**Goal**
Copy all lines in which the word "Titrant" can be found.

**Records shown**
* * *
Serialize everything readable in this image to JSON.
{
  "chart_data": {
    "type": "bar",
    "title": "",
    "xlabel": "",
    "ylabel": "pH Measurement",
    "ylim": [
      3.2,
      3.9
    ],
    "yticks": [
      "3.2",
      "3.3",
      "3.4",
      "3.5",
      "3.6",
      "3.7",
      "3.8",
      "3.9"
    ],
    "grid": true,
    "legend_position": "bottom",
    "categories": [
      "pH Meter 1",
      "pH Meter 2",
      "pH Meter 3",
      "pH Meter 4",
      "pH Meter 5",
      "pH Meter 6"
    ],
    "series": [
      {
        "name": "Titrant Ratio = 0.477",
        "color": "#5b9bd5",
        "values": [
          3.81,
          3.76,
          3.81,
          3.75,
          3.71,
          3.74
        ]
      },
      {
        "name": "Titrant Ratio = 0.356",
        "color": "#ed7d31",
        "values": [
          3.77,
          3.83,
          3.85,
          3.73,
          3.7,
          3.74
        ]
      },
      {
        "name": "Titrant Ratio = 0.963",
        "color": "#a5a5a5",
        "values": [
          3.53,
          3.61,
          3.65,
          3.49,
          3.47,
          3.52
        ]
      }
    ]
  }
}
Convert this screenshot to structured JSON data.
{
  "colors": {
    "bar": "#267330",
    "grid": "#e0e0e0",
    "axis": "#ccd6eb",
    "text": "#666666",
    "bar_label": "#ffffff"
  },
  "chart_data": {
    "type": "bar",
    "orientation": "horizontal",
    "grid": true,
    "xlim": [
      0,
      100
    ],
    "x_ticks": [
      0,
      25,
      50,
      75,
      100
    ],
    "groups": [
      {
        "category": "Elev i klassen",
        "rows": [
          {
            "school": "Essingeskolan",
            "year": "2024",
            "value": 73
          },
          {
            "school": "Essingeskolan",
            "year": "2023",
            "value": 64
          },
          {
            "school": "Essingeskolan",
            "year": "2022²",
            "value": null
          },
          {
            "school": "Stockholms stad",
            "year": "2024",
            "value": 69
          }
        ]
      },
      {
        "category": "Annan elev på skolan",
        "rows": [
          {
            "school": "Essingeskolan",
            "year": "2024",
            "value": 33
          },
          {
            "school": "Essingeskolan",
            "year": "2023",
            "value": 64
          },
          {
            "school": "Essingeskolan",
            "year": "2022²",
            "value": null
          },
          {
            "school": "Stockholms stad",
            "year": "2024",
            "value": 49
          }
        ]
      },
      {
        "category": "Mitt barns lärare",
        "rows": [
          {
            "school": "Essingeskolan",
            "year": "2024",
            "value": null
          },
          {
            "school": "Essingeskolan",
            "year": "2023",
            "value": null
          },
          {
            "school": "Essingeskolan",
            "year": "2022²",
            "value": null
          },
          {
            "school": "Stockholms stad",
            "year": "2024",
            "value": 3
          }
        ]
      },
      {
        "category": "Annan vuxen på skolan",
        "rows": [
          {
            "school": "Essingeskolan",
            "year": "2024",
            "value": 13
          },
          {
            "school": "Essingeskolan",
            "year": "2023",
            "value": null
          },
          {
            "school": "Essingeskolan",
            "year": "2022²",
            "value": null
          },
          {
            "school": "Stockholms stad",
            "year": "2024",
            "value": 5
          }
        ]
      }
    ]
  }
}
* * *
**Task output**
        "name": "Titrant Ratio = 0.477",
        "name": "Titrant Ratio = 0.356",
        "name": "Titrant Ratio = 0.963",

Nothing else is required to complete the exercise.